* _What is asked_:
The records below need retyping in full; give them again exactly.
=== Data listing ===
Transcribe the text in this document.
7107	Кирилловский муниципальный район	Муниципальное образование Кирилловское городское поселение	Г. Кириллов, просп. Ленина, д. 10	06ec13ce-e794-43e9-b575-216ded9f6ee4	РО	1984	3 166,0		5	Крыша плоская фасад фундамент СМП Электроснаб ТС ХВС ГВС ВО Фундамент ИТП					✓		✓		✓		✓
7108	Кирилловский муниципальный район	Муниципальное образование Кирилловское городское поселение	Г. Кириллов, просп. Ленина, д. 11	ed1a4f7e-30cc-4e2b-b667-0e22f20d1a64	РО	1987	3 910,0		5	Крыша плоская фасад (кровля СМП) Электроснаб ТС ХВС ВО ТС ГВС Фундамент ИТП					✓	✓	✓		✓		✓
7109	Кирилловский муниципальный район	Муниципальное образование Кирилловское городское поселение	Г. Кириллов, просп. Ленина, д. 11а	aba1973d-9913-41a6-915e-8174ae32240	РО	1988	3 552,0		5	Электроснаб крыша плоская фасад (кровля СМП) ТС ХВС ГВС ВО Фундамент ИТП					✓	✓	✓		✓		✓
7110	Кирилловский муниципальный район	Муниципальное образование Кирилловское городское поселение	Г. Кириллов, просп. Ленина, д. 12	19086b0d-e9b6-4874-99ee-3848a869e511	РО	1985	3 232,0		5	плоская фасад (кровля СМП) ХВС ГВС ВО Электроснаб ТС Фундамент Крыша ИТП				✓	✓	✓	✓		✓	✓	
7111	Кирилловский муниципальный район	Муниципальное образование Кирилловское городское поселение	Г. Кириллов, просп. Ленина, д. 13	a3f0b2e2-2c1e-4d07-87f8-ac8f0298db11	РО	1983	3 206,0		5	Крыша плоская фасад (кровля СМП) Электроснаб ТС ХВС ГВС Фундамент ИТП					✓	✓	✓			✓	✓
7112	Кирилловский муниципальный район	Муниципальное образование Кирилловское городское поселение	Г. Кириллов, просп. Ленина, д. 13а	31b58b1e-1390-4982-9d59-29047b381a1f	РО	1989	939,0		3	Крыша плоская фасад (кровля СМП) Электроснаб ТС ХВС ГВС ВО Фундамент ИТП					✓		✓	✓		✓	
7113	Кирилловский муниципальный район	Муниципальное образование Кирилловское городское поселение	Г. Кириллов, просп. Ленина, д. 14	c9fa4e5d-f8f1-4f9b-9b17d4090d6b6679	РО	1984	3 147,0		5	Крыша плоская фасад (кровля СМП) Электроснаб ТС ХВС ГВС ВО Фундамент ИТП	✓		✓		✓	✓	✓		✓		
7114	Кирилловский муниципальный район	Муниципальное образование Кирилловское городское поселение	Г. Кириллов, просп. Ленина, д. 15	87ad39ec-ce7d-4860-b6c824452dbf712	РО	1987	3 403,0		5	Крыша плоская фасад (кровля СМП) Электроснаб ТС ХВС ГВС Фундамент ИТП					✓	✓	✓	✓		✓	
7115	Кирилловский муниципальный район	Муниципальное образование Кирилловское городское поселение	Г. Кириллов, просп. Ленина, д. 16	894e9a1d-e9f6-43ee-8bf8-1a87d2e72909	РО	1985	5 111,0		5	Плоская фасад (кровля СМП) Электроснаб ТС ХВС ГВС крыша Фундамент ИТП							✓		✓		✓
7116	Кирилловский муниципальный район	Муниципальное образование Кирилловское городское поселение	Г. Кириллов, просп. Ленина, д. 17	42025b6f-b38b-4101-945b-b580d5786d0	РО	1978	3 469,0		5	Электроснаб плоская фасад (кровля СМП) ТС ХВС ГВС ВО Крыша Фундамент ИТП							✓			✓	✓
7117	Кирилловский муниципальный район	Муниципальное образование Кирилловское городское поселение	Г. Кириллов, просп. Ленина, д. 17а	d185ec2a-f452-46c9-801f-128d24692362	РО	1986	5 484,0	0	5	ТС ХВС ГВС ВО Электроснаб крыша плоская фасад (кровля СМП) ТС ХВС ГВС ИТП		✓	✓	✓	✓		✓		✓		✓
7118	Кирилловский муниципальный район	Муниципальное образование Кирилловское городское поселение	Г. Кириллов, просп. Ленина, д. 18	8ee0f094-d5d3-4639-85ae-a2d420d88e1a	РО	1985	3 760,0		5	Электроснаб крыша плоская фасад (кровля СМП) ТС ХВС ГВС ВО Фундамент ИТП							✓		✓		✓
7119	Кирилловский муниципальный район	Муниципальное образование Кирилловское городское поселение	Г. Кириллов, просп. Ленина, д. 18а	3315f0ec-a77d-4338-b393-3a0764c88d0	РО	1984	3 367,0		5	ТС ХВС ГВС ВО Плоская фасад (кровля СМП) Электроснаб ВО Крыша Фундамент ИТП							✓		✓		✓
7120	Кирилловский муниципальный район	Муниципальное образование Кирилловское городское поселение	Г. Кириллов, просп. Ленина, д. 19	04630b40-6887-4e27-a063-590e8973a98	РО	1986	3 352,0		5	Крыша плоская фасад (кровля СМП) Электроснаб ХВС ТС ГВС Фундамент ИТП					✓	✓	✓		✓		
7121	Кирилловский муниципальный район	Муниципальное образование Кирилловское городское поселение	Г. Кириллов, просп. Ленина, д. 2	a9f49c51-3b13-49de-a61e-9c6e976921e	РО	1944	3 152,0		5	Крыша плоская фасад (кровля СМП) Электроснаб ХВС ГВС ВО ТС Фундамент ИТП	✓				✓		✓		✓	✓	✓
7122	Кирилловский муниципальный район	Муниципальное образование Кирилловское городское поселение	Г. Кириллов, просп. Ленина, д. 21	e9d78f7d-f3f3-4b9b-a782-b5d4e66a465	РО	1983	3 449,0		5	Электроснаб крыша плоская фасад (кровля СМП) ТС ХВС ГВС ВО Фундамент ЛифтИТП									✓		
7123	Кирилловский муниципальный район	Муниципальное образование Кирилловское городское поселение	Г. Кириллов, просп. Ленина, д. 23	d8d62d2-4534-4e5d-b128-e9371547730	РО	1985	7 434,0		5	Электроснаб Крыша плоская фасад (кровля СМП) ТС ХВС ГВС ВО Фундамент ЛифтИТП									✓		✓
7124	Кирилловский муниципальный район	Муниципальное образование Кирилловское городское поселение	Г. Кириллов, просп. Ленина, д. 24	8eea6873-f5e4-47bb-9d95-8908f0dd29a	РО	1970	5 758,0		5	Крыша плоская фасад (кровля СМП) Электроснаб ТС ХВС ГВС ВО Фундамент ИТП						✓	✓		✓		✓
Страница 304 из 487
===
* _Written response_:
Transcribe the text in this document.
7107	Кирилловский муниципальный район	Муниципальное образование Кирилловское городское поселение	Г. Кириллов, просп. Ленина, д. 10	06ec13ce-e794-43e9-b575-216ded9f6ee4	РО	1984	3 166,0		5	Крыша плоская фасад фундамент СМП Электроснаб ТС ХВС ГВС ВО Фундамент ИТП					✓		✓		✓		✓
7108	Кирилловский муниципальный район	Муниципальное образование Кирилловское городское поселение	Г. Кириллов, просп. Ленина, д. 11	ed1a4f7e-30cc-4e2b-b667-0e22f20d1a64	РО	1987	3 910,0		5	Крыша плоская фасад (кровля СМП) Электроснаб ТС ХВС ВО ТС ГВС Фундамент ИТП					✓	✓	✓		✓		✓
7109	Кирилловский муниципальный район	Муниципальное образование Кирилловское городское поселение	Г. Кириллов, просп. Ленина, д. 11а	aba1973d-9913-41a6-915e-8174ae32240	РО	1988	3 552,0		5	Электроснаб крыша плоская фасад (кровля СМП) ТС ХВС ГВС ВО Фундамент ИТП					✓	✓	✓		✓		✓
7110	Кирилловский муниципальный район	Муниципальное образование Кирилловское городское поселение	Г. Кириллов, просп. Ленина, д. 12	19086b0d-e9b6-4874-99ee-3848a869e511	РО	1985	3 232,0		5	плоская фасад (кровля СМП) ХВС ГВС ВО Электроснаб ТС Фундамент Крыша ИТП				✓	✓	✓	✓		✓	✓	
7111	Кирилловский муниципальный район	Муниципальное образование Кирилловское городское поселение	Г. Кириллов, просп. Ленина, д. 13	a3f0b2e2-2c1e-4d07-87f8-ac8f0298db11	РО	1983	3 206,0		5	Крыша плоская фасад (кровля СМП) Электроснаб ТС ХВС ГВС Фундамент ИТП					✓	✓	✓			✓	✓
7112	Кирилловский муниципальный район	Муниципальное образование Кирилловское городское поселение	Г. Кириллов, просп. Ленина, д. 13а	31b58b1e-1390-4982-9d59-29047b381a1f	РО	1989	939,0		3	Крыша плоская фасад (кровля СМП) Электроснаб ТС ХВС ГВС ВО Фундамент ИТП					✓		✓	✓		✓	
7113	Кирилловский муниципальный район	Муниципальное образование Кирилловское городское поселение	Г. Кириллов, просп. Ленина, д. 14	c9fa4e5d-f8f1-4f9b-9b17d4090d6b6679	РО	1984	3 147,0		5	Крыша плоская фасад (кровля СМП) Электроснаб ТС ХВС ГВС ВО Фундамент ИТП	✓		✓		✓	✓	✓		✓		
7114	Кирилловский муниципальный район	Муниципальное образование Кирилловское городское поселение	Г. Кириллов, просп. Ленина, д. 15	87ad39ec-ce7d-4860-b6c824452dbf712	РО	1987	3 403,0		5	Крыша плоская фасад (кровля СМП) Электроснаб ТС ХВС ГВС Фундамент ИТП					✓	✓	✓	✓		✓	
7115	Кирилловский муниципальный район	Муниципальное образование Кирилловское городское поселение	Г. Кириллов, просп. Ленина, д. 16	894e9a1d-e9f6-43ee-8bf8-1a87d2e72909	РО	1985	5 111,0		5	Плоская фасад (кровля СМП) Электроснаб ТС ХВС ГВС крыша Фундамент ИТП							✓		✓		✓
7116	Кирилловский муниципальный район	Муниципальное образование Кирилловское городское поселение	Г. Кириллов, просп. Ленина, д. 17	42025b6f-b38b-4101-945b-b580d5786d0	РО	1978	3 469,0		5	Электроснаб плоская фасад (кровля СМП) ТС ХВС ГВС ВО Крыша Фундамент ИТП							✓			✓	✓
7117	Кирилловский муниципальный район	Муниципальное образование Кирилловское городское поселение	Г. Кириллов, просп. Ленина, д. 17а	d185ec2a-f452-46c9-801f-128d24692362	РО	1986	5 484,0	0	5	ТС ХВС ГВС ВО Электроснаб крыша плоская фасад (кровля СМП) ТС ХВС ГВС ИТП		✓	✓	✓	✓		✓		✓		✓
7118	Кирилловский муниципальный район	Муниципальное образование Кирилловское городское поселение	Г. Кириллов, просп. Ленина, д. 18	8ee0f094-d5d3-4639-85ae-a2d420d88e1a	РО	1985	3 760,0		5	Электроснаб крыша плоская фасад (кровля СМП) ТС ХВС ГВС ВО Фундамент ИТП							✓		✓		✓
7119	Кирилловский муниципальный район	Муниципальное образование Кирилловское городское поселение	Г. Кириллов, просп. Ленина, д. 18а	3315f0ec-a77d-4338-b393-3a0764c88d0	РО	1984	3 367,0		5	ТС ХВС ГВС ВО Плоская фасад (кровля СМП) Электроснаб ВО Крыша Фундамент ИТП							✓		✓		✓
7120	Кирилловский муниципальный район	Муниципальное образование Кирилловское городское поселение	Г. Кириллов, просп. Ленина, д. 19	04630b40-6887-4e27-a063-590e8973a98	РО	1986	3 352,0		5	Крыша плоская фасад (кровля СМП) Электроснаб ХВС ТС ГВС Фундамент ИТП					✓	✓	✓		✓		
7121	Кирилловский муниципальный район	Муниципальное образование Кирилловское городское поселение	Г. Кириллов, просп. Ленина, д. 2	a9f49c51-3b13-49de-a61e-9c6e976921e	РО	1944	3 152,0		5	Крыша плоская фасад (кровля СМП) Электроснаб ХВС ГВС ВО ТС Фундамент ИТП	✓				✓		✓		✓	✓	✓
7122	Кирилловский муниципальный район	Муниципальное образование Кирилловское городское поселение	Г. Кириллов, просп. Ленина, д. 21	e9d78f7d-f3f3-4b9b-a782-b5d4e66a465	РО	1983	3 449,0		5	Электроснаб крыша плоская фасад (кровля СМП) ТС ХВС ГВС ВО Фундамент ЛифтИТП									✓		
7123	Кирилловский муниципальный район	Муниципальное образование Кирилловское городское поселение	Г. Кириллов, просп. Ленина, д. 23	d8d62d2-4534-4e5d-b128-e9371547730	РО	1985	7 434,0		5	Электроснаб Крыша плоская фасад (кровля СМП) ТС ХВС ГВС ВО Фундамент ЛифтИТП									✓		✓
7124	Кирилловский муниципальный район	Муниципальное образование Кирилловское городское поселение	Г. Кириллов, просп. Ленина, д. 24	8eea6873-f5e4-47bb-9d95-8908f0dd29a	РО	1970	5 758,0		5	Крыша плоская фасад (кровля СМП) Электроснаб ТС ХВС ГВС ВО Фундамент ИТП						✓	✓		✓		✓
Страница 304 из 487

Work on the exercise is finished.